WHAT YOU ARE ASKED TO DO:
What is the number of lines containing the word "relative"? Please answer with that number and nothing more.

════════

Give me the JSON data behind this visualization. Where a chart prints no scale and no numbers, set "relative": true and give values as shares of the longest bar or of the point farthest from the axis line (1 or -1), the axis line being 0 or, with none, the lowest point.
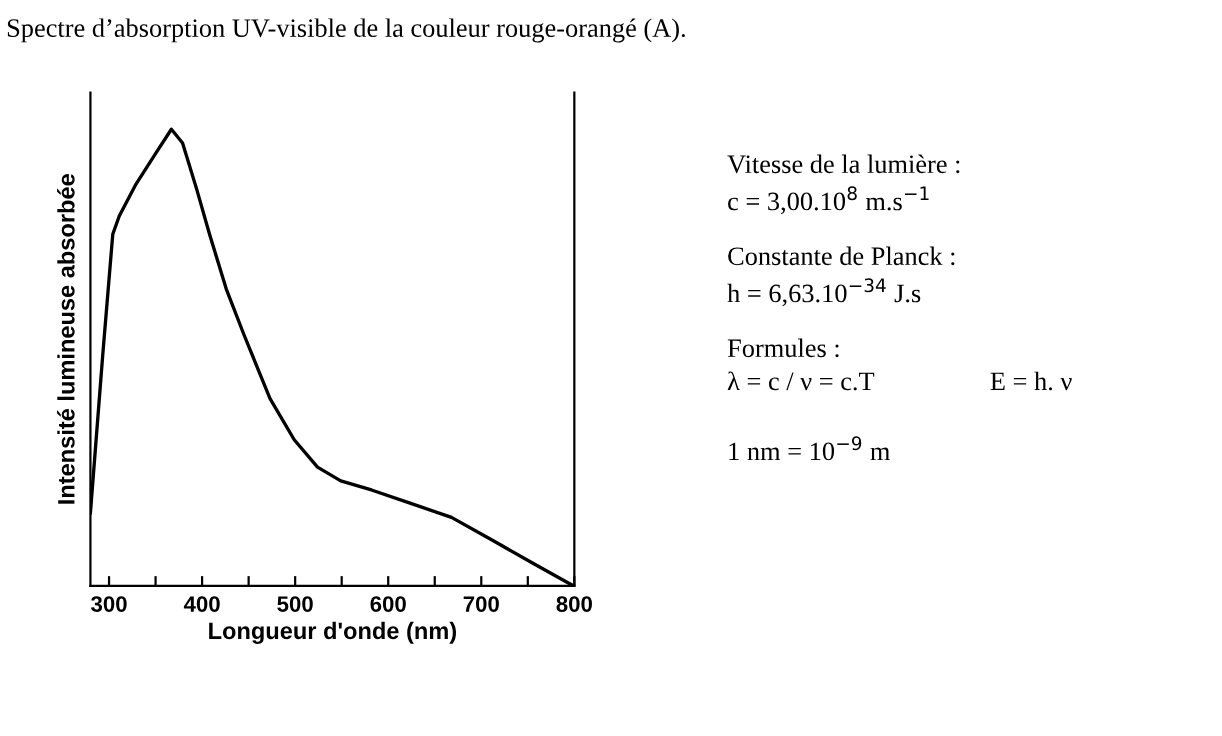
{
  "chart_data": {
    "type": "line",
    "title": "Spectre d’absorption UV-visible de la couleur rouge-orangé (A).",
    "xlabel": "Longueur d'onde (nm)",
    "ylabel": "Intensité lumineuse absorbée",
    "relative": true,
    "tick_labels": "x",
    "grid": false,
    "marker": "none",
    "line_style": "solid",
    "xlim": [
      280,
      800
    ],
    "xticks": [
      300,
      {
        "value": 350,
        "label": null
      },
      400,
      {
        "value": 450,
        "label": null
      },
      500,
      {
        "value": 550,
        "label": null
      },
      600,
      {
        "value": 650,
        "label": null
      },
      700,
      {
        "value": 750,
        "label": null
      },
      800
    ],
    "series": [
      {
        "color": "#000000",
        "x": [
          280,
          293,
          304,
          311,
          329,
          351,
          367,
          379,
          394,
          408,
          426,
          445,
          473,
          499,
          524,
          549,
          582,
          625,
          668,
          712,
          755,
          799
        ],
        "values": [
          0.16,
          0.5,
          0.77,
          0.81,
          0.88,
          0.95,
          1.0,
          0.97,
          0.87,
          0.77,
          0.65,
          0.55,
          0.41,
          0.32,
          0.26,
          0.23,
          0.21,
          0.18,
          0.15,
          0.1,
          0.05,
          0.0
        ]
      }
    ],
    "annotations": [
      "Vitesse de la lumière :",
      "c = 3,00.10$^{8}$ m.s$^{−1}$",
      "Constante de Planck :",
      "h = 6,63.10$^{−34}$ J.s",
      "Formules :",
      "λ = c / ν = c.T",
      "E = h. ν",
      "1 nm = 10$^{−9}$ m"
    ]
  }
}
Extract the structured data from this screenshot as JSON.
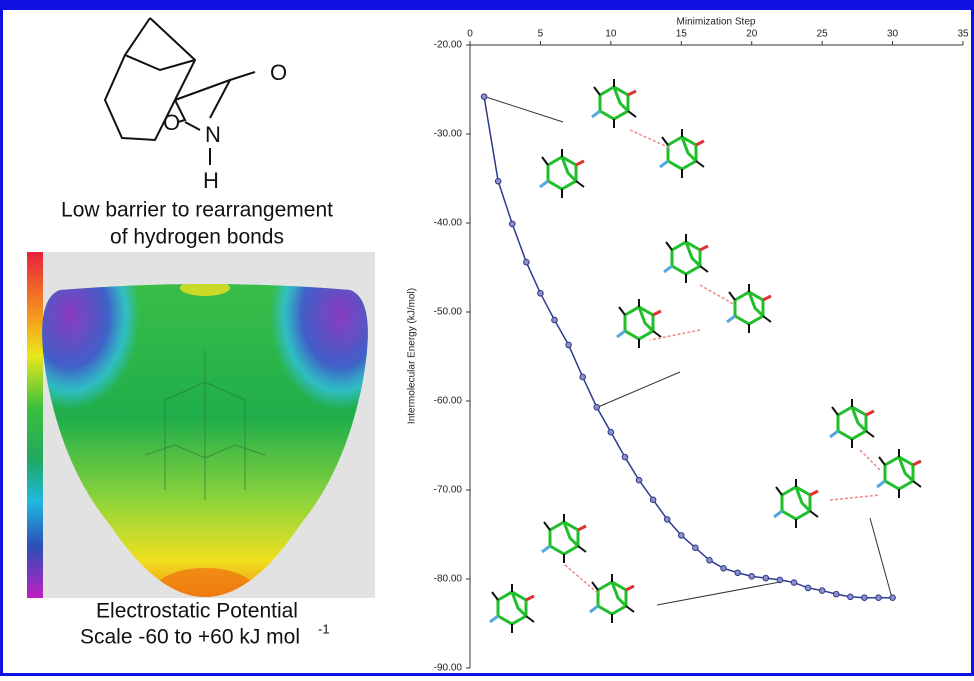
{
  "structure": {
    "atoms": [
      "O",
      "O",
      "N",
      "H"
    ]
  },
  "caption": {
    "lines": [
      "Low barrier to rearrangement",
      "of hydrogen bonds"
    ]
  },
  "esp_caption": {
    "line1": "Electrostatic Potential",
    "line2": "Scale -60 to +60 kJ mol",
    "superscript": "-1"
  },
  "chart_data": {
    "type": "line",
    "x_label": "Minimization Step",
    "y_label": "Intermolecular Energy (kJ/mol)",
    "x": [
      1,
      2,
      3,
      4,
      5,
      6,
      7,
      8,
      9,
      10,
      11,
      12,
      13,
      14,
      15,
      16,
      17,
      18,
      19,
      20,
      21,
      22,
      23,
      24,
      25,
      26,
      27,
      28,
      29,
      30
    ],
    "series": [
      {
        "color": "#2e3a8c",
        "values": [
          -25.8,
          -35.3,
          -40.1,
          -44.4,
          -47.9,
          -50.9,
          -53.7,
          -57.3,
          -60.7,
          -63.5,
          -66.3,
          -68.9,
          -71.1,
          -73.3,
          -75.1,
          -76.5,
          -77.9,
          -78.8,
          -79.3,
          -79.7,
          -79.9,
          -80.1,
          -80.4,
          -81.0,
          -81.3,
          -81.7,
          -82.0,
          -82.1,
          -82.1,
          -82.1
        ]
      }
    ],
    "xlim": [
      0,
      35
    ],
    "xticks": [
      0,
      5,
      10,
      15,
      20,
      25,
      30,
      35
    ],
    "ylim": [
      -90,
      -20
    ],
    "yticks": [
      {
        "value": -20,
        "label": "-20.00"
      },
      {
        "value": -30,
        "label": "-30.00"
      },
      {
        "value": -40,
        "label": "-40.00"
      },
      {
        "value": -50,
        "label": "-50.00"
      },
      {
        "value": -60,
        "label": "-60.00"
      },
      {
        "value": -70,
        "label": "-70.00"
      },
      {
        "value": -80,
        "label": "-80.00"
      },
      {
        "value": -90,
        "label": "-90.00"
      }
    ]
  }
}
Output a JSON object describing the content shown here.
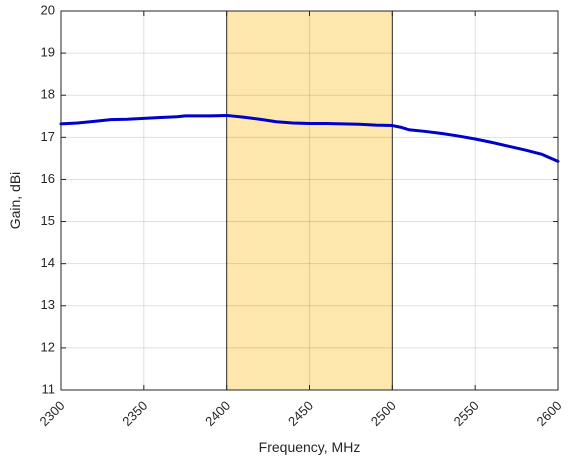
{
  "chart_data": {
    "type": "line",
    "title": "",
    "xlabel": "Frequency, MHz",
    "ylabel": "Gain, dBi",
    "xlim": [
      2300,
      2600
    ],
    "ylim": [
      11,
      20
    ],
    "xticks": [
      2300,
      2350,
      2400,
      2450,
      2500,
      2550,
      2600
    ],
    "yticks": [
      11,
      12,
      13,
      14,
      15,
      16,
      17,
      18,
      19,
      20
    ],
    "xtick_labels": [
      "2300",
      "2350",
      "2400",
      "2450",
      "2500",
      "2550",
      "2600"
    ],
    "ytick_labels": [
      "11",
      "12",
      "13",
      "14",
      "15",
      "16",
      "17",
      "18",
      "19",
      "20"
    ],
    "grid": true,
    "legend": "none",
    "highlight_band": {
      "x": [
        2400,
        2500
      ],
      "color": "#fde7ad"
    },
    "series": [
      {
        "color": "#0000cc",
        "x": [
          2300,
          2310,
          2320,
          2330,
          2340,
          2350,
          2360,
          2370,
          2375,
          2380,
          2390,
          2400,
          2410,
          2420,
          2430,
          2440,
          2450,
          2460,
          2470,
          2480,
          2490,
          2500,
          2505,
          2510,
          2520,
          2530,
          2540,
          2550,
          2560,
          2570,
          2580,
          2590,
          2600
        ],
        "values": [
          17.32,
          17.34,
          17.38,
          17.42,
          17.43,
          17.45,
          17.47,
          17.49,
          17.51,
          17.51,
          17.51,
          17.52,
          17.48,
          17.43,
          17.37,
          17.34,
          17.33,
          17.33,
          17.32,
          17.31,
          17.29,
          17.28,
          17.24,
          17.18,
          17.14,
          17.09,
          17.03,
          16.96,
          16.88,
          16.79,
          16.7,
          16.6,
          16.43
        ]
      }
    ]
  }
}
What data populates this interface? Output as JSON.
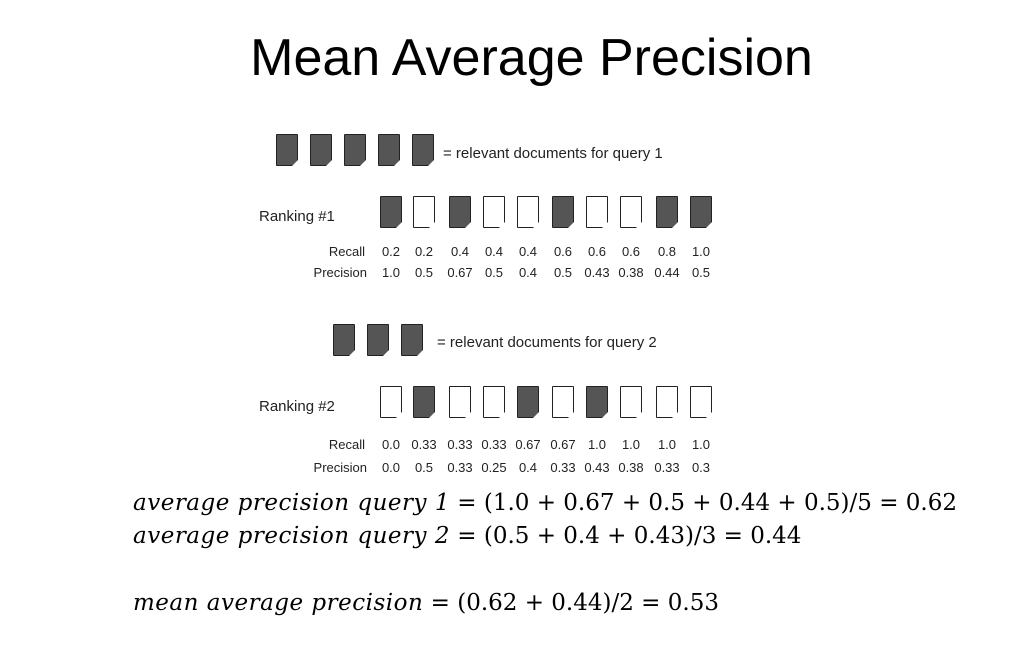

════════

RESULT FOR THIS TASK:
2